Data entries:
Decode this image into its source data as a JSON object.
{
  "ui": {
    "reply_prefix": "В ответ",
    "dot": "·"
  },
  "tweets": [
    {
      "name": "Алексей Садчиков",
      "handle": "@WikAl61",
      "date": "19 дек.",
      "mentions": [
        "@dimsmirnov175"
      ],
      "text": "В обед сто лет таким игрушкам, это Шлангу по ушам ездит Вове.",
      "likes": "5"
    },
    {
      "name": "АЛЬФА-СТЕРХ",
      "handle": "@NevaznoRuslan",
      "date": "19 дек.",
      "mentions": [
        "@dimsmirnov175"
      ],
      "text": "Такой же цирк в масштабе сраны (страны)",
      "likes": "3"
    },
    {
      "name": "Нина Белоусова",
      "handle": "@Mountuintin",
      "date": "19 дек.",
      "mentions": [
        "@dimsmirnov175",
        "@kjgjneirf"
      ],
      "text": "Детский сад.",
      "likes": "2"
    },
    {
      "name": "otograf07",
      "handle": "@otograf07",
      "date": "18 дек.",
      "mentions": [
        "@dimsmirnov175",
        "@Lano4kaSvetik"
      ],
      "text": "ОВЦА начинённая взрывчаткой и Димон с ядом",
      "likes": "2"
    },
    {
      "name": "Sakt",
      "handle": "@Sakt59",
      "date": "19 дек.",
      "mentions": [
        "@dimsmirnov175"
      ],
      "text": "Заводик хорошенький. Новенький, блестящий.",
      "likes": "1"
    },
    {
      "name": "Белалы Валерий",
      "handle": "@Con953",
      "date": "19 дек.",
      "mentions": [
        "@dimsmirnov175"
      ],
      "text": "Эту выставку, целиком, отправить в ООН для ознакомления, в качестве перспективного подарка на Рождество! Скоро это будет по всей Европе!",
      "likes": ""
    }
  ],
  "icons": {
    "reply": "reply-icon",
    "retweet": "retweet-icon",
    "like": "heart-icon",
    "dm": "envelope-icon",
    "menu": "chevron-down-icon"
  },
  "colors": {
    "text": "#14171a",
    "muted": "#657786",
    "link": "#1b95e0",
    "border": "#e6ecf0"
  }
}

• [OBJECTIVE]
Copy all of the data. Keep every word exactly as it is.

• [EXPECTED ANSWER]
Decode this image into its source data as a JSON object.
{
  "ui": {
    "reply_prefix": "В ответ",
    "dot": "·"
  },
  "tweets": [
    {
      "name": "Алексей Садчиков",
      "handle": "@WikAl61",
      "date": "19 дек.",
      "mentions": [
        "@dimsmirnov175"
      ],
      "text": "В обед сто лет таким игрушкам, это Шлангу по ушам ездит Вове.",
      "likes": "5"
    },
    {
      "name": "АЛЬФА-СТЕРХ",
      "handle": "@NevaznoRuslan",
      "date": "19 дек.",
      "mentions": [
        "@dimsmirnov175"
      ],
      "text": "Такой же цирк в масштабе сраны (страны)",
      "likes": "3"
    },
    {
      "name": "Нина Белоусова",
      "handle": "@Mountuintin",
      "date": "19 дек.",
      "mentions": [
        "@dimsmirnov175",
        "@kjgjneirf"
      ],
      "text": "Детский сад.",
      "likes": "2"
    },
    {
      "name": "otograf07",
      "handle": "@otograf07",
      "date": "18 дек.",
      "mentions": [
        "@dimsmirnov175",
        "@Lano4kaSvetik"
      ],
      "text": "ОВЦА начинённая взрывчаткой и Димон с ядом",
      "likes": "2"
    },
    {
      "name": "Sakt",
      "handle": "@Sakt59",
      "date": "19 дек.",
      "mentions": [
        "@dimsmirnov175"
      ],
      "text": "Заводик хорошенький. Новенький, блестящий.",
      "likes": "1"
    },
    {
      "name": "Белалы Валерий",
      "handle": "@Con953",
      "date": "19 дек.",
      "mentions": [
        "@dimsmirnov175"
      ],
      "text": "Эту выставку, целиком, отправить в ООН для ознакомления, в качестве перспективного подарка на Рождество! Скоро это будет по всей Европе!",
      "likes": ""
    }
  ],
  "icons": {
    "reply": "reply-icon",
    "retweet": "retweet-icon",
    "like": "heart-icon",
    "dm": "envelope-icon",
    "menu": "chevron-down-icon"
  },
  "colors": {
    "text": "#14171a",
    "muted": "#657786",
    "link": "#1b95e0",
    "border": "#e6ecf0"
  }
}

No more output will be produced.